PROVIDED DATA:
** BEGIN **

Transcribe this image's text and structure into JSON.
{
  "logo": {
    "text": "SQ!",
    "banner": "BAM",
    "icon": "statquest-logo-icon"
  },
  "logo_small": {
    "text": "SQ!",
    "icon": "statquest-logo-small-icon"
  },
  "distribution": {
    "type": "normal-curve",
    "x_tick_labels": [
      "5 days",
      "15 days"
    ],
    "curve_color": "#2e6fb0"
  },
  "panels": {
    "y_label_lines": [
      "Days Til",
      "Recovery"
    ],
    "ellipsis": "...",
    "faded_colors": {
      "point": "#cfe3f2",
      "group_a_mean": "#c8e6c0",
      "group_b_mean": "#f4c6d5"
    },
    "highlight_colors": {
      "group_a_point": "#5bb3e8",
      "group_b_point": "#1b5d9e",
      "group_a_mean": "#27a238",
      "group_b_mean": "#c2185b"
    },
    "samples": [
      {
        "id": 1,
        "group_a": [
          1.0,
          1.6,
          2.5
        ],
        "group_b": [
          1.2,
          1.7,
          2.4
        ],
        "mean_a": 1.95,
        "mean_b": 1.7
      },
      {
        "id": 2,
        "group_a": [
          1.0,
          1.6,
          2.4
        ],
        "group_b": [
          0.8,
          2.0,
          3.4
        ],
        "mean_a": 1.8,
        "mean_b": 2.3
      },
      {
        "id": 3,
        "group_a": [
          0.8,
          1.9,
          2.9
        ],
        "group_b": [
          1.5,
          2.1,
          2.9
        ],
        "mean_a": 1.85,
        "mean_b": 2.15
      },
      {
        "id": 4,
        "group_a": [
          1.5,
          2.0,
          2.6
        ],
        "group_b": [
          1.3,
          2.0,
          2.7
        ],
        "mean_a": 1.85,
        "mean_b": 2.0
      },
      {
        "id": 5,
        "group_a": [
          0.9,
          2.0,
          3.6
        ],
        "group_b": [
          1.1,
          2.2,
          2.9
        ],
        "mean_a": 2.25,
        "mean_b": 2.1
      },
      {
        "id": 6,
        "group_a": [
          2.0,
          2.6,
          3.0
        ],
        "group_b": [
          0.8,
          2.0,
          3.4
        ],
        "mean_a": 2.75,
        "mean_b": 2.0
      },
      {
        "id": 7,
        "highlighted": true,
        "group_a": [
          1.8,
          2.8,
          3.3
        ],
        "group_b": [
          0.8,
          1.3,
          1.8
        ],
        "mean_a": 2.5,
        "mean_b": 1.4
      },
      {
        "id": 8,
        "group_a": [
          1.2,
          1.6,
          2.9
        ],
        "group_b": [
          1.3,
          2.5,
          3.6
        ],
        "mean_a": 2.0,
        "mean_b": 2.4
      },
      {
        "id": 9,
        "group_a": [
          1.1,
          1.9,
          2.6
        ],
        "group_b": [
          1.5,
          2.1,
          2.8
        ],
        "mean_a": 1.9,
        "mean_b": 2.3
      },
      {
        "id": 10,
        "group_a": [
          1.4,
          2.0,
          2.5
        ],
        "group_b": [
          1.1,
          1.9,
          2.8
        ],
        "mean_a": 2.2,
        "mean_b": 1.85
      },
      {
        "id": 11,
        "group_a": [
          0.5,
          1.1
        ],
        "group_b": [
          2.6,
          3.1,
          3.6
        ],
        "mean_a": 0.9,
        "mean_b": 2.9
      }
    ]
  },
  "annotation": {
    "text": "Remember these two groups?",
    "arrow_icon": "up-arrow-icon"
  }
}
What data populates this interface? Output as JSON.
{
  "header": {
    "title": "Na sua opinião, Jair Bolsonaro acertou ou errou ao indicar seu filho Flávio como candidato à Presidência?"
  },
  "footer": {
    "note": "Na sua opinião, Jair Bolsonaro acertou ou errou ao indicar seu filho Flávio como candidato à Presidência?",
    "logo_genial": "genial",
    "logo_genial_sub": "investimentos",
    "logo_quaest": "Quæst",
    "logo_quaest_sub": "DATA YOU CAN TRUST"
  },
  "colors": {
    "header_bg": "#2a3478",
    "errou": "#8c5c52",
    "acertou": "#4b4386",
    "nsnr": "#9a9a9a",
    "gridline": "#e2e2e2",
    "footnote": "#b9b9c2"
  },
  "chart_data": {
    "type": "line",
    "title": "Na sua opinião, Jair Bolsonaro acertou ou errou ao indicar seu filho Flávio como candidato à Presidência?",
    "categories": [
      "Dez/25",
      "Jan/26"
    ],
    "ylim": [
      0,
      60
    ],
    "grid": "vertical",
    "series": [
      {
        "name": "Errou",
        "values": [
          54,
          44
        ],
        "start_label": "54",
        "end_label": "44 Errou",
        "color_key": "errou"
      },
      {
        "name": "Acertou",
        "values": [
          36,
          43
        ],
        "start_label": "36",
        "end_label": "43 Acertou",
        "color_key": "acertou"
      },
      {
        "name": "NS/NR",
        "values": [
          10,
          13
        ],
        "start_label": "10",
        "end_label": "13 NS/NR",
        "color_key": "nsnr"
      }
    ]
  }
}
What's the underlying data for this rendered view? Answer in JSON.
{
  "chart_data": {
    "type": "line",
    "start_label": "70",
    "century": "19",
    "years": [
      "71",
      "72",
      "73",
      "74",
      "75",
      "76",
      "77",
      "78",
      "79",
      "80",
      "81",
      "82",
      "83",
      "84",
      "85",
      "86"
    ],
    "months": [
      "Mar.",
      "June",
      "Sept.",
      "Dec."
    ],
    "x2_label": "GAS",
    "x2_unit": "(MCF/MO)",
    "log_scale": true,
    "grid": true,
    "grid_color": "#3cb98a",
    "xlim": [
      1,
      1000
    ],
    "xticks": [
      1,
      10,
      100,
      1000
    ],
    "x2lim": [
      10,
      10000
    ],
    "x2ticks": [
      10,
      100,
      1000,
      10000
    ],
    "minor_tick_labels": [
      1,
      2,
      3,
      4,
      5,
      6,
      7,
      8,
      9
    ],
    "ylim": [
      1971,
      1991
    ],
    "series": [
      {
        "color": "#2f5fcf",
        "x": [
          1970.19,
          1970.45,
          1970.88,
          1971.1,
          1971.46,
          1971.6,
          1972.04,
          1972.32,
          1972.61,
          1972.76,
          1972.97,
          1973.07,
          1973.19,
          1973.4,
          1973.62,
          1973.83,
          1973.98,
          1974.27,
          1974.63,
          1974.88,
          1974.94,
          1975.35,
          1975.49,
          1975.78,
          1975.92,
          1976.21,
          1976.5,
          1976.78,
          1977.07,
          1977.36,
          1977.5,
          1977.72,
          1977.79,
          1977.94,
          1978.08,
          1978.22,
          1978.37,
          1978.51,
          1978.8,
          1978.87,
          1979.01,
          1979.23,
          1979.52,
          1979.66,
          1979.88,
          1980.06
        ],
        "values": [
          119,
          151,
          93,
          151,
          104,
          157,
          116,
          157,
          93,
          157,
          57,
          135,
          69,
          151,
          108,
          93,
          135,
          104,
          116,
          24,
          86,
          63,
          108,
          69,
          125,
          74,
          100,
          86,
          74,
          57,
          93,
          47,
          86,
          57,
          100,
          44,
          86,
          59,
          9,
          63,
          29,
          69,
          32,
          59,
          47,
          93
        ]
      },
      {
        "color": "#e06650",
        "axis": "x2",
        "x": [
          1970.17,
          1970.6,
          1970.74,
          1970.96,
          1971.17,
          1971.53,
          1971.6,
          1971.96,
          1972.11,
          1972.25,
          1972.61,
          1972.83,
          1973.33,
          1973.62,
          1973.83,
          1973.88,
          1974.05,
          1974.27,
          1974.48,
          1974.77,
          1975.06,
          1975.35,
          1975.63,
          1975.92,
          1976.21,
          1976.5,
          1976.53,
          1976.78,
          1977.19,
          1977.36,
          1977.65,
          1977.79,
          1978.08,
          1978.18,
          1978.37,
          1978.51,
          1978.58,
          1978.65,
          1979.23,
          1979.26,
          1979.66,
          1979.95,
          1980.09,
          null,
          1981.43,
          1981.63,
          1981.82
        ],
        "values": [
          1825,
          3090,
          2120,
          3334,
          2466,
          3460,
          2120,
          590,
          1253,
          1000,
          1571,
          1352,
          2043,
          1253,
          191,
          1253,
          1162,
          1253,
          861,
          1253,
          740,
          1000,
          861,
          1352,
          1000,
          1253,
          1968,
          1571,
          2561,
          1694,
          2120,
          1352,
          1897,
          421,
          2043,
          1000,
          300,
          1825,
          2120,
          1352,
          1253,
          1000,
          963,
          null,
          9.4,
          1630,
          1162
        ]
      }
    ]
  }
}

** END **

EXERCISE DESCRIPTION: Gather all lines from the records above in which "statquest" appears.

WORKED ANSWER:
    "icon": "statquest-logo-icon"
    "icon": "statquest-logo-small-icon"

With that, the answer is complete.